EXERCISE GOAL: Take the material and output all of it exactly.
****************
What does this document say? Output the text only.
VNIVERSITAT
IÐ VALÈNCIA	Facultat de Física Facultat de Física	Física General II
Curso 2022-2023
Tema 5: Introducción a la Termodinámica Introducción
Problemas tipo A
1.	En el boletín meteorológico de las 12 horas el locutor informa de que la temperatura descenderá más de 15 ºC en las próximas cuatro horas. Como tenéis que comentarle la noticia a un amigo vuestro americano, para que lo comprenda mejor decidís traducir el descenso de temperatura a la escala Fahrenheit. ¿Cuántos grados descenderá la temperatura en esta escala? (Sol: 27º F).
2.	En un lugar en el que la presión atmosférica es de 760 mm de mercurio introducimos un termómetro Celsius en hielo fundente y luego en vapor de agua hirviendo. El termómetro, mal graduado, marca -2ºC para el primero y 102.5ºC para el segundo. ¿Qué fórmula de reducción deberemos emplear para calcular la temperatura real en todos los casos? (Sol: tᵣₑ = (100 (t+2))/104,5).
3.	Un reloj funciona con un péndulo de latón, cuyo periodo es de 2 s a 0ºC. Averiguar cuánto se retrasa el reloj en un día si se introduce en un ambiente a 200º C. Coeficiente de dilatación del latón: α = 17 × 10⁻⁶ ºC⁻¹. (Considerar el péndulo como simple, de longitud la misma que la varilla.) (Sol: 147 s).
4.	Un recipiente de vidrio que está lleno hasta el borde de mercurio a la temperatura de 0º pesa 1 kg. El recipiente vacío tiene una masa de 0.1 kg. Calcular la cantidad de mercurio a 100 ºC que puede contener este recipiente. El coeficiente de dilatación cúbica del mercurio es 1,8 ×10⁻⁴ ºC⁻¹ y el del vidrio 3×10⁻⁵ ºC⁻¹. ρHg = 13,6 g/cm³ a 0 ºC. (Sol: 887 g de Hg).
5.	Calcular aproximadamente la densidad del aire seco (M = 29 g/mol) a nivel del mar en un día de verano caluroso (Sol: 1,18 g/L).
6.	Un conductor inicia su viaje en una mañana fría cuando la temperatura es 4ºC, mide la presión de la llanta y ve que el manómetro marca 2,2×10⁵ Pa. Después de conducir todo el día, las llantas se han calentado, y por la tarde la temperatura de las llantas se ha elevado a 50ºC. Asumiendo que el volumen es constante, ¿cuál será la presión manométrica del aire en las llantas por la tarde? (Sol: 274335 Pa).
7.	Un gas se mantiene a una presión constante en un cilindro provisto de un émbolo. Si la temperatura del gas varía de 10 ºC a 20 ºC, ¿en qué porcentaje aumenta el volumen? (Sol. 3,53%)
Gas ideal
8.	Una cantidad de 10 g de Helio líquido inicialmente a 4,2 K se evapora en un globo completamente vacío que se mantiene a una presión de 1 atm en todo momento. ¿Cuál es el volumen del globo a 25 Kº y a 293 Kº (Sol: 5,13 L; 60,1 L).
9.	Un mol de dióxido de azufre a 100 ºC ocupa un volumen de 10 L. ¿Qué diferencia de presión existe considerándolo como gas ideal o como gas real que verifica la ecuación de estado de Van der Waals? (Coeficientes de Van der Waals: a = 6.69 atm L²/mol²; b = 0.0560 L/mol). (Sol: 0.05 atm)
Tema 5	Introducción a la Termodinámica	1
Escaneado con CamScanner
****************
REPLY TO THE TASK:
What does this document say? Output the text only.
VNIVERSITAT
IÐ VALÈNCIA	Facultat de Física Facultat de Física	Física General II
Curso 2022-2023
Tema 5: Introducción a la Termodinámica Introducción
Problemas tipo A
1.	En el boletín meteorológico de las 12 horas el locutor informa de que la temperatura descenderá más de 15 ºC en las próximas cuatro horas. Como tenéis que comentarle la noticia a un amigo vuestro americano, para que lo comprenda mejor decidís traducir el descenso de temperatura a la escala Fahrenheit. ¿Cuántos grados descenderá la temperatura en esta escala? (Sol: 27º F).
2.	En un lugar en el que la presión atmosférica es de 760 mm de mercurio introducimos un termómetro Celsius en hielo fundente y luego en vapor de agua hirviendo. El termómetro, mal graduado, marca -2ºC para el primero y 102.5ºC para el segundo. ¿Qué fórmula de reducción deberemos emplear para calcular la temperatura real en todos los casos? (Sol: tᵣₑ = (100 (t+2))/104,5).
3.	Un reloj funciona con un péndulo de latón, cuyo periodo es de 2 s a 0ºC. Averiguar cuánto se retrasa el reloj en un día si se introduce en un ambiente a 200º C. Coeficiente de dilatación del latón: α = 17 × 10⁻⁶ ºC⁻¹. (Considerar el péndulo como simple, de longitud la misma que la varilla.) (Sol: 147 s).
4.	Un recipiente de vidrio que está lleno hasta el borde de mercurio a la temperatura de 0º pesa 1 kg. El recipiente vacío tiene una masa de 0.1 kg. Calcular la cantidad de mercurio a 100 ºC que puede contener este recipiente. El coeficiente de dilatación cúbica del mercurio es 1,8 ×10⁻⁴ ºC⁻¹ y el del vidrio 3×10⁻⁵ ºC⁻¹. ρHg = 13,6 g/cm³ a 0 ºC. (Sol: 887 g de Hg).
5.	Calcular aproximadamente la densidad del aire seco (M = 29 g/mol) a nivel del mar en un día de verano caluroso (Sol: 1,18 g/L).
6.	Un conductor inicia su viaje en una mañana fría cuando la temperatura es 4ºC, mide la presión de la llanta y ve que el manómetro marca 2,2×10⁵ Pa. Después de conducir todo el día, las llantas se han calentado, y por la tarde la temperatura de las llantas se ha elevado a 50ºC. Asumiendo que el volumen es constante, ¿cuál será la presión manométrica del aire en las llantas por la tarde? (Sol: 274335 Pa).
7.	Un gas se mantiene a una presión constante en un cilindro provisto de un émbolo. Si la temperatura del gas varía de 10 ºC a 20 ºC, ¿en qué porcentaje aumenta el volumen? (Sol. 3,53%)
Gas ideal
8.	Una cantidad de 10 g de Helio líquido inicialmente a 4,2 K se evapora en un globo completamente vacío que se mantiene a una presión de 1 atm en todo momento. ¿Cuál es el volumen del globo a 25 Kº y a 293 Kº (Sol: 5,13 L; 60,1 L).
9.	Un mol de dióxido de azufre a 100 ºC ocupa un volumen de 10 L. ¿Qué diferencia de presión existe considerándolo como gas ideal o como gas real que verifica la ecuación de estado de Van der Waals? (Coeficientes de Van der Waals: a = 6.69 atm L²/mol²; b = 0.0560 L/mol). (Sol: 0.05 atm)
Tema 5	Introducción a la Termodinámica	1
Escaneado con CamScanner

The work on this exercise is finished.